Extracted data entries
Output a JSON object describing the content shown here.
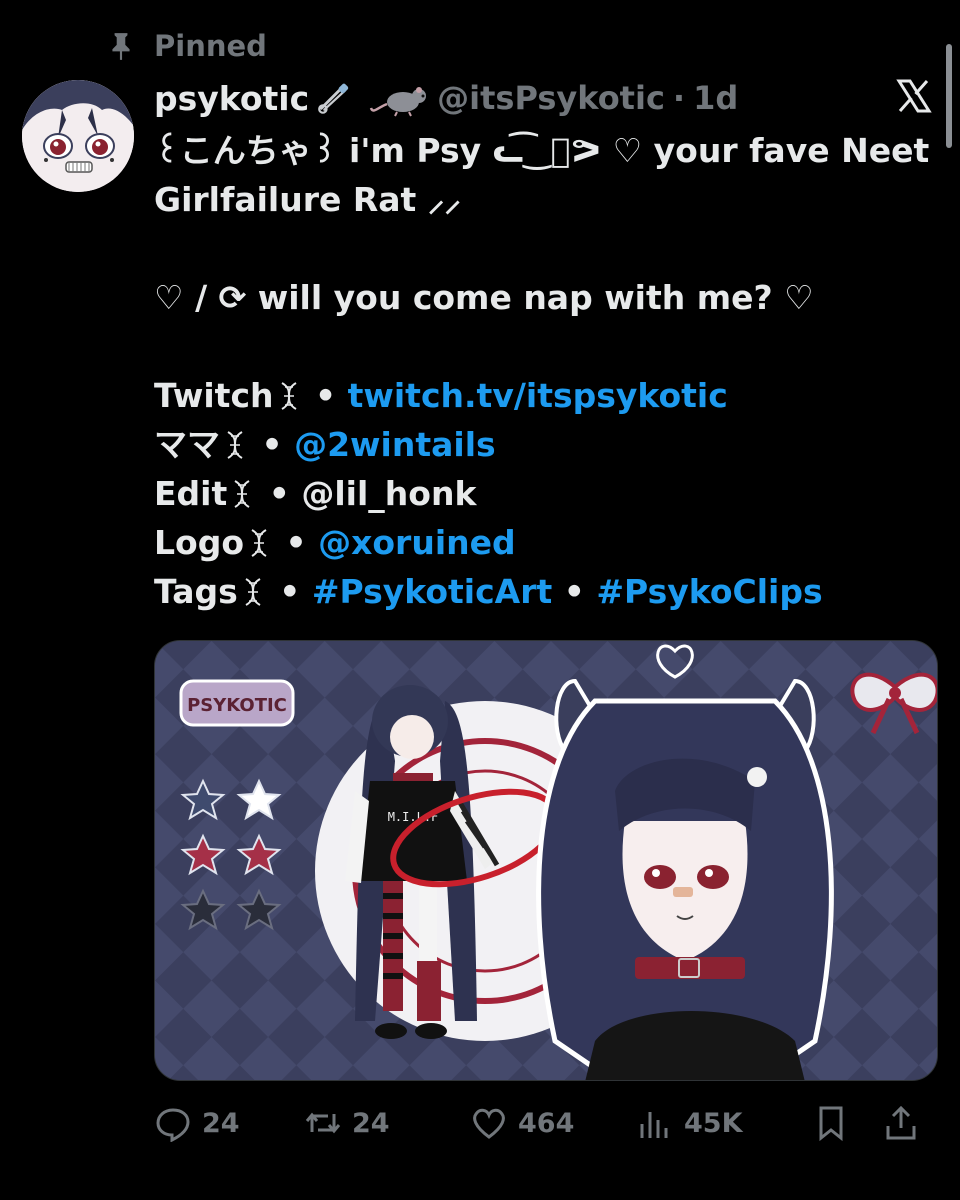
{
  "pinned": {
    "label": "Pinned",
    "icon": "pin-icon"
  },
  "author": {
    "name": "psykotic",
    "name_icons": [
      "safety-pin-icon",
      "rat-icon"
    ],
    "handle": "@itsPsykotic",
    "separator": "·",
    "time": "1d",
    "avatar": "avatar-image"
  },
  "brand_icon": "x-logo-icon",
  "content": {
    "line1": "꒰こんちゃ꒱ i'm Psy ᓚ͡‿ͦᕗ ♡ your fave Neet",
    "line2": "Girlfailure Rat ⸝⸝",
    "line3": "♡ / ⟳ will you come nap with me? ♡",
    "links": [
      {
        "label": "Twitch",
        "sep": "•",
        "value": "twitch.tv/itspsykotic",
        "value2": ""
      },
      {
        "label": "ママ",
        "sep": "•",
        "value": "@2wintails",
        "value2": ""
      },
      {
        "label": "Edit",
        "sep": "•",
        "value": "@lil_honk",
        "value2": ""
      },
      {
        "label": "Logo",
        "sep": "•",
        "value": "@xoruined",
        "value2": ""
      },
      {
        "label": "Tags",
        "sep": "•",
        "value": "#PsykoticArt",
        "value2": "#PsykoClips"
      }
    ]
  },
  "media": {
    "image_text": "M.I.L.F",
    "logo_text": "PSYKOTIC",
    "description": "Character reference artwork"
  },
  "actions": {
    "replies": "24",
    "reposts": "24",
    "likes": "464",
    "views": "45K"
  },
  "colors": {
    "background": "#000000",
    "text": "#e7e9ea",
    "muted": "#71767b",
    "link": "#1d9bf0"
  }
}
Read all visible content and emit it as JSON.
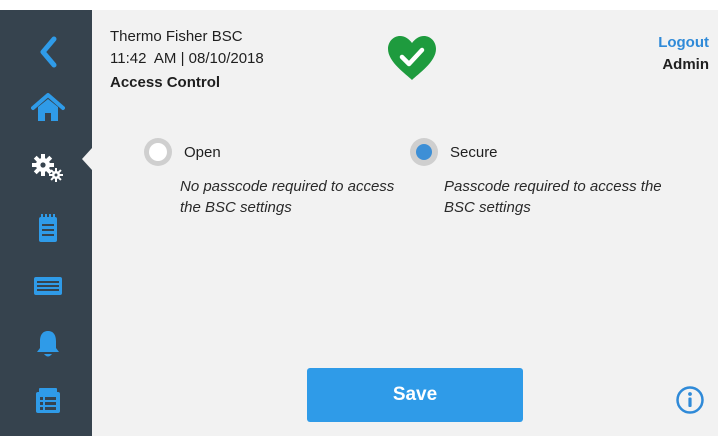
{
  "colors": {
    "sidebar_bg": "#36434e",
    "content_bg": "#f2f2f2",
    "accent_blue": "#2f8ad8",
    "nav_icon_blue": "#2f9be8",
    "status_green": "#1e9b3e",
    "save_button": "#2f9be8"
  },
  "sidebar": {
    "items": [
      {
        "name": "back",
        "icon": "chevron-left-icon"
      },
      {
        "name": "home",
        "icon": "home-icon"
      },
      {
        "name": "settings",
        "icon": "gears-icon",
        "active": true
      },
      {
        "name": "log",
        "icon": "notepad-icon"
      },
      {
        "name": "display",
        "icon": "display-panel-icon"
      },
      {
        "name": "alarms",
        "icon": "bell-icon"
      },
      {
        "name": "reports",
        "icon": "report-list-icon"
      }
    ]
  },
  "header": {
    "device_name": "Thermo Fisher BSC",
    "datetime": "11:42  AM | 08/10/2018",
    "page_title": "Access Control",
    "status_icon": "heart-check-icon",
    "logout_label": "Logout",
    "user_role": "Admin"
  },
  "access": {
    "selected": "secure",
    "options": [
      {
        "id": "open",
        "label": "Open",
        "description": "No passcode required to access the BSC settings"
      },
      {
        "id": "secure",
        "label": "Secure",
        "description": "Passcode required to access the BSC settings"
      }
    ]
  },
  "footer": {
    "save_label": "Save",
    "info_icon": "info-icon"
  }
}
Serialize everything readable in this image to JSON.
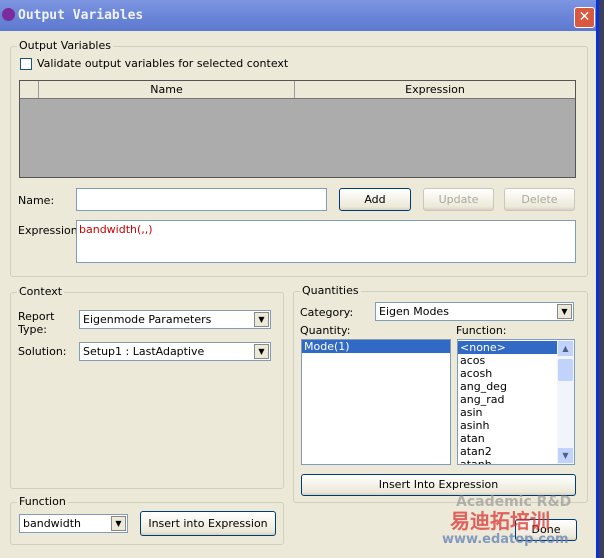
{
  "window": {
    "title": "Output Variables",
    "close": "✕"
  },
  "output_group": {
    "legend": "Output Variables",
    "validate_label": "Validate output variables for selected context",
    "columns": [
      "Name",
      "Expression"
    ],
    "name_label": "Name:",
    "name_value": "",
    "add": "Add",
    "update": "Update",
    "delete": "Delete",
    "expression_label": "Expression:",
    "expression_value": "bandwidth(,,)"
  },
  "context": {
    "legend": "Context",
    "report_type_label": "Report Type:",
    "report_type": "Eigenmode Parameters",
    "solution_label": "Solution:",
    "solution": "Setup1 : LastAdaptive"
  },
  "quantities": {
    "legend": "Quantities",
    "category_label": "Category:",
    "category": "Eigen Modes",
    "quantity_label": "Quantity:",
    "quantity_items": [
      "Mode(1)"
    ],
    "function_label": "Function:",
    "function_items": [
      "<none>",
      "acos",
      "acosh",
      "ang_deg",
      "ang_rad",
      "asin",
      "asinh",
      "atan",
      "atan2",
      "atanh"
    ],
    "insert": "Insert Into Expression"
  },
  "function": {
    "legend": "Function",
    "value": "bandwidth",
    "insert": "Insert into Expression"
  },
  "done": "Done",
  "watermark": {
    "line1": "Academic R&D",
    "line2": "易迪拓培训",
    "line3": "www.edatop.com"
  }
}
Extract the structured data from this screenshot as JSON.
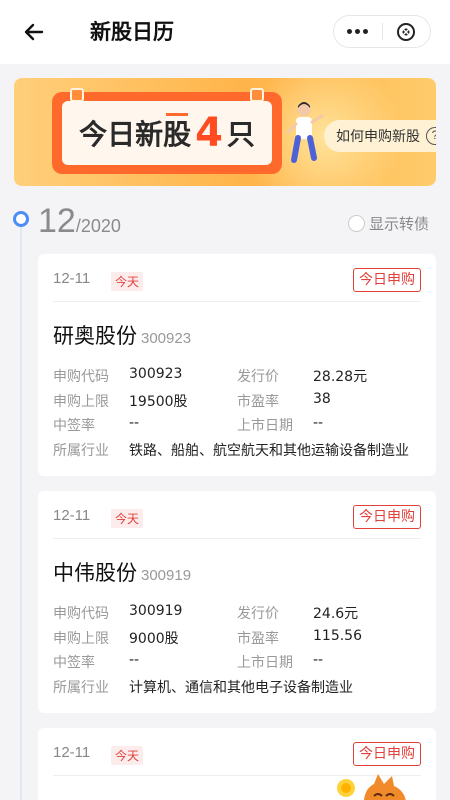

▸ TASK INSTRUCTIONS:
Search the data above for the word "this", then gather each line in which it appears.

▸ EXPECTED ANSWER:
Serialize everything readable in this image to JSON.
Extract the structured data from this screenshot as JSON.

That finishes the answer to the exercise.